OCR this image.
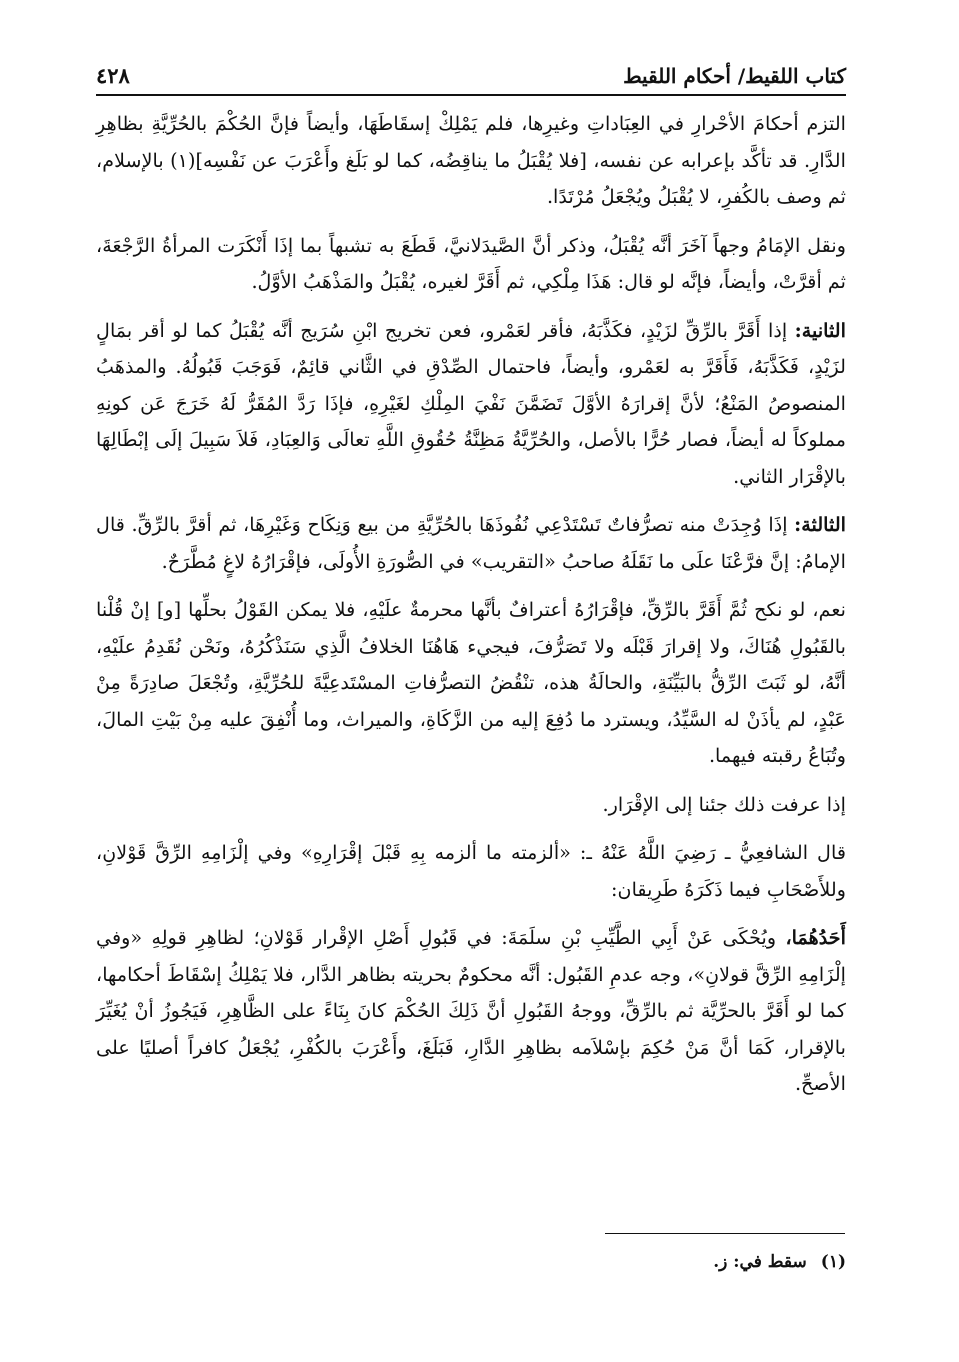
كتاب اللقيط/ أحكام اللقيط
٤٢٨

التزم أحكامَ الأحْرارِ في العِبَاداتِ وغيرِها، فلم يَمْلِكْ إسقَاطَهَا، وأيضاً فإنَّ الحُكْمَ بالحُرِّيَّةِ بظاهِرِ الدَّارِ. قد تأكَّد بإعرابه عن نفسه، [فلا يُقْبَلُ ما يناقِضُه، كما لو بَلَغ وأَعْرَبَ عن نَفْسِه](١) بالإسلام، ثم وصف بالكُفرِ، لا يُقْبَلُ ويُجْعَلُ مُرْتَدًا.

ونقل الإمَامُ وجهاً آخَرَ أنَّه يُقْبَلُ، وذكر أنَّ الصَّيدَلانيَّ، قَطَعَ به تشبهاً بما إذَا أَنْكَرَت المرأةُ الرَّجْعَةَ، ثم أقرَّتْ، وأيضاً، فإنَّه لو قال: هَذَا مِلْكِي، ثم أَقَرَّ لغيره، يُقْبَلُ والمَذْهَبُ الأوَّلُ.

الثانية: إذا أَقَرَّ بالرِّقِّ لزَيْدٍ، فكَذَّبَهُ، فأقر لعَمْرو، فعن تخريج ابْنِ سُرَيج أنَّه يُقْبَلُ كما لو أقر بمَالٍ لزَيْدٍ، فَكَذَّبَهُ، فَأَقَرَّ به لعَمْرو، وأيضاً، فاحتمال الصِّدْقِ في الثَّاني قائِمٌ، فَوَجَبَ قَبُولُهُ. والمذهَبُ المنصوصُ المَنْعُ؛ لأنَّ إقرارَهُ الأوَّلَ تَضَمَّنَ نَفْيَ المِلْكِ لغَيْرِهِ، فإذَا رَدَّ المُقَرُّ لَهُ خَرَجَ عَن كونِهِ مملوكاً له أيضاً، فصار حُرًّا بالأصل، والحُرِّيَّةُ مَظِنَّةُ حُقُوقِ اللَّهِ تعالَى وَالعِبَادِ، فَلاَ سَبِيلَ إلَى إبْطَالِهَا بالإقْرَار الثاني.

الثالثة: إذَا وُجِدَتْ منه تصرُّفاتٌ تَسْتَدْعِي نُفُوذَهَا بالحُرِّيَّةِ من بيع وَنِكَاح وَغَيْرِهَا، ثم أقرَّ بالرِّقِّ. قال الإمامُ: إنَّ فرَّعْنَا علَى ما نَقَلَهُ صاحبُ «التقريب» في الصُّورَةِ الأُولَى، فإقْرَارُهُ لاغٍ مُطَّرَحٌ.

نعم، لو نكح ثُمَّ أَقَرَّ بالرِّقِّ، فإقْرَارُهُ أعترافٌ بأنَّها محرمةٌ علَيْهِ، فلا يمكن القَوْلُ بحلِّها [و] إنْ قُلْنا بالقَبُولِ هُنَاكَ، ولا إقرارَ قَبْلَه ولا تَصَرُّفَ، فيجيء هَاهُنَا الخلافُ الَّذِي سَنَذْكُرُهُ، ونَحْن نُقَدِمُ علَيْهِ، أنَّهُ، لو ثَبَتَ الرِّقُّ بالبَيِّنَةِ، والحالَةُ هذه، تنْقُضُ التصرُّفاتِ المسْتَدعِيَّةَ للحُرِّيَّةِ، وتُجْعَلَ صادِرَةً مِنْ عَبْدٍ، لم يأذَنْ له السَّيِّدُ، ويسترد ما دُفِعَ إليه من الزَّكَاةِ، والميراث، وما أُنْفِقَ عليه مِنْ بَيْتِ المالَ، وتُبَاعُ رقبته فيهما.

إذا عرفت ذلك جئنا إلى الإقْرَار.

قال الشافعِيُّ ـ رَضِيَ اللَّهُ عَنْهُ ـ: «ألزمته ما ألزمه بِهِ قَبْلَ إقْرَارِهِ» وفي إلْزَامِهِ الرِّقَّ قَوْلانِ، وللأَصْحَابِ فيما ذَكَرَهُ طَرِيقان:

أَحَدُهُمَا، ويُحْكَى عَنْ أَبِي الطَّيِّبِ بْنِ سلَمَةَ: في قَبُولِ أَصْلِ الإقْرار قَوْلانِ؛ لظاهِرِ قولِهِ «وفي إلْزَامِهِ الرِّقَّ قولانِ»، وجه عدمِ القَبُول: أنَّه محكومٌ بحريته بظاهر الدَّار، فلا يَمْلِكُ إسْقَاطَ أحكامها، كما لو أَقَرَّ بالحرِّيَّة ثم بالرِّقِّ، ووجهُ القَبُولِ أنَّ ذَلِكَ الحُكْمَ كانَ بِنَاءً على الظَّاهِرِ، فَيَجُوزُ أنْ يُغَيِّرَ بالإقرار، كَمَا أنَّ مَنْ حُكِمَ بإسْلاَمه بظاهِرِ الدَّارِ، فَبَلَغَ، وأَعْرَبَ بالكُفْرِ، يُجْعَلُ كافراً أصليًا على الأصحِّ.

(١)سقط في: ز.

*****

Reproduce each line exactly as it appears, omitting the pictures.

OCR this image.
كتاب اللقيط/ أحكام اللقيط
٤٢٨

التزم أحكامَ الأحْرارِ في العِبَاداتِ وغيرِها، فلم يَمْلِكْ إسقَاطَهَا، وأيضاً فإنَّ الحُكْمَ بالحُرِّيَّةِ بظاهِرِ الدَّارِ. قد تأكَّد بإعرابه عن نفسه، [فلا يُقْبَلُ ما يناقِضُه، كما لو بَلَغ وأَعْرَبَ عن نَفْسِه](١) بالإسلام، ثم وصف بالكُفرِ، لا يُقْبَلُ ويُجْعَلُ مُرْتَدًا.

ونقل الإمَامُ وجهاً آخَرَ أنَّه يُقْبَلُ، وذكر أنَّ الصَّيدَلانيَّ، قَطَعَ به تشبهاً بما إذَا أَنْكَرَت المرأةُ الرَّجْعَةَ، ثم أقرَّتْ، وأيضاً، فإنَّه لو قال: هَذَا مِلْكِي، ثم أَقَرَّ لغيره، يُقْبَلُ والمَذْهَبُ الأوَّلُ.

الثانية: إذا أَقَرَّ بالرِّقِّ لزَيْدٍ، فكَذَّبَهُ، فأقر لعَمْرو، فعن تخريج ابْنِ سُرَيج أنَّه يُقْبَلُ كما لو أقر بمَالٍ لزَيْدٍ، فَكَذَّبَهُ، فَأَقَرَّ به لعَمْرو، وأيضاً، فاحتمال الصِّدْقِ في الثَّاني قائِمٌ، فَوَجَبَ قَبُولُهُ. والمذهَبُ المنصوصُ المَنْعُ؛ لأنَّ إقرارَهُ الأوَّلَ تَضَمَّنَ نَفْيَ المِلْكِ لغَيْرِهِ، فإذَا رَدَّ المُقَرُّ لَهُ خَرَجَ عَن كونِهِ مملوكاً له أيضاً، فصار حُرًّا بالأصل، والحُرِّيَّةُ مَظِنَّةُ حُقُوقِ اللَّهِ تعالَى وَالعِبَادِ، فَلاَ سَبِيلَ إلَى إبْطَالِهَا بالإقْرَار الثاني.

الثالثة: إذَا وُجِدَتْ منه تصرُّفاتٌ تَسْتَدْعِي نُفُوذَهَا بالحُرِّيَّةِ من بيع وَنِكَاح وَغَيْرِهَا، ثم أقرَّ بالرِّقِّ. قال الإمامُ: إنَّ فرَّعْنَا علَى ما نَقَلَهُ صاحبُ «التقريب» في الصُّورَةِ الأُولَى، فإقْرَارُهُ لاغٍ مُطَّرَحٌ.

نعم، لو نكح ثُمَّ أَقَرَّ بالرِّقِّ، فإقْرَارُهُ أعترافٌ بأنَّها محرمةٌ علَيْهِ، فلا يمكن القَوْلُ بحلِّها [و] إنْ قُلْنا بالقَبُولِ هُنَاكَ، ولا إقرارَ قَبْلَه ولا تَصَرُّفَ، فيجيء هَاهُنَا الخلافُ الَّذِي سَنَذْكُرُهُ، ونَحْن نُقَدِمُ علَيْهِ، أنَّهُ، لو ثَبَتَ الرِّقُّ بالبَيِّنَةِ، والحالَةُ هذه، تنْقُضُ التصرُّفاتِ المسْتَدعِيَّةَ للحُرِّيَّةِ، وتُجْعَلَ صادِرَةً مِنْ عَبْدٍ، لم يأذَنْ له السَّيِّدُ، ويسترد ما دُفِعَ إليه من الزَّكَاةِ، والميراث، وما أُنْفِقَ عليه مِنْ بَيْتِ المالَ، وتُبَاعُ رقبته فيهما.

إذا عرفت ذلك جئنا إلى الإقْرَار.

قال الشافعِيُّ ـ رَضِيَ اللَّهُ عَنْهُ ـ: «ألزمته ما ألزمه بِهِ قَبْلَ إقْرَارِهِ» وفي إلْزَامِهِ الرِّقَّ قَوْلانِ، وللأَصْحَابِ فيما ذَكَرَهُ طَرِيقان:

أَحَدُهُمَا، ويُحْكَى عَنْ أَبِي الطَّيِّبِ بْنِ سلَمَةَ: في قَبُولِ أَصْلِ الإقْرار قَوْلانِ؛ لظاهِرِ قولِهِ «وفي إلْزَامِهِ الرِّقَّ قولانِ»، وجه عدمِ القَبُول: أنَّه محكومٌ بحريته بظاهر الدَّار، فلا يَمْلِكُ إسْقَاطَ أحكامها، كما لو أَقَرَّ بالحرِّيَّة ثم بالرِّقِّ، ووجهُ القَبُولِ أنَّ ذَلِكَ الحُكْمَ كانَ بِنَاءً على الظَّاهِرِ، فَيَجُوزُ أنْ يُغَيِّرَ بالإقرار، كَمَا أنَّ مَنْ حُكِمَ بإسْلاَمه بظاهِرِ الدَّارِ، فَبَلَغَ، وأَعْرَبَ بالكُفْرِ، يُجْعَلُ كافراً أصليًا على الأصحِّ.

(١)سقط في: ز.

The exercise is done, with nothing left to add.